**Task brief:** Extract every entry word for word. Skip the pictures.

[BEGIN Provided information]

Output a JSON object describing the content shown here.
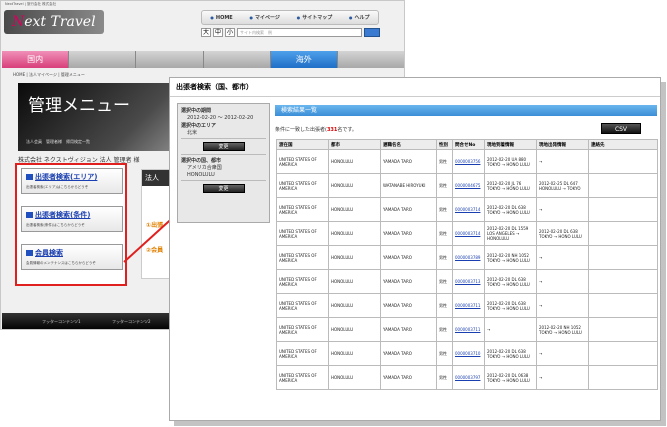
{
  "background_page": {
    "page_title_text": "NextTravel | 旅行会社 株式会社",
    "logo": {
      "prefix": "N",
      "text": "ext Travel"
    },
    "top_links": [
      "HOME",
      "マイページ",
      "サイトマップ",
      "ヘルプ"
    ],
    "font_size_buttons": [
      "大",
      "中",
      "小"
    ],
    "search_placeholder": "サイト内検索　例",
    "global_nav": {
      "domestic": "国内",
      "international": "海外"
    },
    "breadcrumb": "HOME | 法人マイページ | 管理メニュー",
    "menu_title": "管理メニュー",
    "menu_tabs": "法人会員　管理者様　帰用検定一覧",
    "company_line": "株式会社 ネクストヴィジョン 法人 管理者 様",
    "side_buttons": [
      {
        "title": "出張者検索(エリア)",
        "desc": "出張者検索(エリア)はこちらからどうぞ"
      },
      {
        "title": "出張者検索(条件)",
        "desc": "出張者検索(条件)はこちらからどうぞ"
      },
      {
        "title": "会員検索",
        "desc": "会員情報のメンテナンスはこちらからどうぞ"
      }
    ],
    "right_panel": {
      "header": "法人",
      "item1": "①出張",
      "item2": "②会員"
    },
    "footer_links": [
      "フッターコンテンツ1",
      "フッターコンテンツ2"
    ]
  },
  "window": {
    "title": "出張者検索（国、都市）",
    "selection": {
      "period_label": "選択中の期間",
      "period_value": "2012-02-20 〜 2012-02-20",
      "area_label": "選択中のエリア",
      "area_value": "北米",
      "change_button": "変更",
      "country_city_label": "選択中の国、都市",
      "country_value": "アメリカ合衆国",
      "city_value": "HONOLULU",
      "change_button2": "変更"
    },
    "results_header": "検索結果一覧",
    "results_note": {
      "prefix": "条件に一致した出張者(",
      "count": "331",
      "suffix": "名です。"
    },
    "csv_button": "CSV",
    "table": {
      "columns": [
        "渡在国",
        "都市",
        "遅職名名",
        "性別",
        "問合せNo",
        "現地到着情報",
        "現地出発情報",
        "連絡先"
      ],
      "rows": [
        [
          "UNITED STATES OF AMERICA",
          "HONOLULU",
          "YAMADA TARO",
          "男性",
          "0000003756",
          "2012-02-20 UA 880 TOKYO → HONO LULU",
          "→",
          ""
        ],
        [
          "UNITED STATES OF AMERICA",
          "HONOLULU",
          "WATANABE HIROYUKI",
          "男性",
          "0000004675",
          "2012-02-20 JL 76 TOKYO → HONO LULU",
          "2012-02-25 DL 647 HONOLULU → TOKYO",
          ""
        ],
        [
          "UNITED STATES OF AMERICA",
          "HONOLULU",
          "YAMADA TARO",
          "男性",
          "0000003714",
          "2012-02-20 DL 638 TOKYO → HONO LULU",
          "→",
          ""
        ],
        [
          "UNITED STATES OF AMERICA",
          "HONOLULU",
          "YAMADA TARO",
          "男性",
          "0000003714",
          "2012-02-20 DL 1559 LOS ANGELES → HONOLULU",
          "2012-02-20 DL 638 TOKYO → HONO LULU",
          ""
        ],
        [
          "UNITED STATES OF AMERICA",
          "HONOLULU",
          "YAMADA TARO",
          "男性",
          "0000003789",
          "2012-02-20 NH 1052 TOKYO → HONO LULU",
          "→",
          ""
        ],
        [
          "UNITED STATES OF AMERICA",
          "HONOLULU",
          "YAMADA TARO",
          "男性",
          "0000003713",
          "2012-02-20 DL 638 TOKYO → HONO LULU",
          "→",
          ""
        ],
        [
          "UNITED STATES OF AMERICA",
          "HONOLULU",
          "YAMADA TARO",
          "男性",
          "0000003711",
          "2012-02-20 DL 638 TOKYO → HONO LULU",
          "→",
          ""
        ],
        [
          "UNITED STATES OF AMERICA",
          "HONOLULU",
          "YAMADA TARO",
          "男性",
          "0000003711",
          "→",
          "2012-02-20 NH 1052 TOKYO → HONO LULU",
          ""
        ],
        [
          "UNITED STATES OF AMERICA",
          "HONOLULU",
          "YAMADA TARO",
          "男性",
          "0000003710",
          "2012-02-20 DL 638 TOKYO → HONO LULU",
          "→",
          ""
        ],
        [
          "UNITED STATES OF AMERICA",
          "HONOLULU",
          "YAMADA TARO",
          "男性",
          "0000003797",
          "2012-02-20 DL 0638 TOKYO → HONO LULU",
          "→",
          ""
        ]
      ]
    }
  },
  "colors": {
    "accent_pink": "#d8407a",
    "accent_blue": "#1e6fc7",
    "highlight_red": "#e0201f"
  }
}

[END Provided information]

**Response for this exercise:**
Output a JSON object describing the content shown here.
{
  "background_page": {
    "page_title_text": "NextTravel | 旅行会社 株式会社",
    "logo": {
      "prefix": "N",
      "text": "ext Travel"
    },
    "top_links": [
      "HOME",
      "マイページ",
      "サイトマップ",
      "ヘルプ"
    ],
    "font_size_buttons": [
      "大",
      "中",
      "小"
    ],
    "search_placeholder": "サイト内検索　例",
    "global_nav": {
      "domestic": "国内",
      "international": "海外"
    },
    "breadcrumb": "HOME | 法人マイページ | 管理メニュー",
    "menu_title": "管理メニュー",
    "menu_tabs": "法人会員　管理者様　帰用検定一覧",
    "company_line": "株式会社 ネクストヴィジョン 法人 管理者 様",
    "side_buttons": [
      {
        "title": "出張者検索(エリア)",
        "desc": "出張者検索(エリア)はこちらからどうぞ"
      },
      {
        "title": "出張者検索(条件)",
        "desc": "出張者検索(条件)はこちらからどうぞ"
      },
      {
        "title": "会員検索",
        "desc": "会員情報のメンテナンスはこちらからどうぞ"
      }
    ],
    "right_panel": {
      "header": "法人",
      "item1": "①出張",
      "item2": "②会員"
    },
    "footer_links": [
      "フッターコンテンツ1",
      "フッターコンテンツ2"
    ]
  },
  "window": {
    "title": "出張者検索（国、都市）",
    "selection": {
      "period_label": "選択中の期間",
      "period_value": "2012-02-20 〜 2012-02-20",
      "area_label": "選択中のエリア",
      "area_value": "北米",
      "change_button": "変更",
      "country_city_label": "選択中の国、都市",
      "country_value": "アメリカ合衆国",
      "city_value": "HONOLULU",
      "change_button2": "変更"
    },
    "results_header": "検索結果一覧",
    "results_note": {
      "prefix": "条件に一致した出張者(",
      "count": "331",
      "suffix": "名です。"
    },
    "csv_button": "CSV",
    "table": {
      "columns": [
        "渡在国",
        "都市",
        "遅職名名",
        "性別",
        "問合せNo",
        "現地到着情報",
        "現地出発情報",
        "連絡先"
      ],
      "rows": [
        [
          "UNITED STATES OF AMERICA",
          "HONOLULU",
          "YAMADA TARO",
          "男性",
          "0000003756",
          "2012-02-20 UA 880 TOKYO → HONO LULU",
          "→",
          ""
        ],
        [
          "UNITED STATES OF AMERICA",
          "HONOLULU",
          "WATANABE HIROYUKI",
          "男性",
          "0000004675",
          "2012-02-20 JL 76 TOKYO → HONO LULU",
          "2012-02-25 DL 647 HONOLULU → TOKYO",
          ""
        ],
        [
          "UNITED STATES OF AMERICA",
          "HONOLULU",
          "YAMADA TARO",
          "男性",
          "0000003714",
          "2012-02-20 DL 638 TOKYO → HONO LULU",
          "→",
          ""
        ],
        [
          "UNITED STATES OF AMERICA",
          "HONOLULU",
          "YAMADA TARO",
          "男性",
          "0000003714",
          "2012-02-20 DL 1559 LOS ANGELES → HONOLULU",
          "2012-02-20 DL 638 TOKYO → HONO LULU",
          ""
        ],
        [
          "UNITED STATES OF AMERICA",
          "HONOLULU",
          "YAMADA TARO",
          "男性",
          "0000003789",
          "2012-02-20 NH 1052 TOKYO → HONO LULU",
          "→",
          ""
        ],
        [
          "UNITED STATES OF AMERICA",
          "HONOLULU",
          "YAMADA TARO",
          "男性",
          "0000003713",
          "2012-02-20 DL 638 TOKYO → HONO LULU",
          "→",
          ""
        ],
        [
          "UNITED STATES OF AMERICA",
          "HONOLULU",
          "YAMADA TARO",
          "男性",
          "0000003711",
          "2012-02-20 DL 638 TOKYO → HONO LULU",
          "→",
          ""
        ],
        [
          "UNITED STATES OF AMERICA",
          "HONOLULU",
          "YAMADA TARO",
          "男性",
          "0000003711",
          "→",
          "2012-02-20 NH 1052 TOKYO → HONO LULU",
          ""
        ],
        [
          "UNITED STATES OF AMERICA",
          "HONOLULU",
          "YAMADA TARO",
          "男性",
          "0000003710",
          "2012-02-20 DL 638 TOKYO → HONO LULU",
          "→",
          ""
        ],
        [
          "UNITED STATES OF AMERICA",
          "HONOLULU",
          "YAMADA TARO",
          "男性",
          "0000003797",
          "2012-02-20 DL 0638 TOKYO → HONO LULU",
          "→",
          ""
        ]
      ]
    }
  },
  "colors": {
    "accent_pink": "#d8407a",
    "accent_blue": "#1e6fc7",
    "highlight_red": "#e0201f"
  }
}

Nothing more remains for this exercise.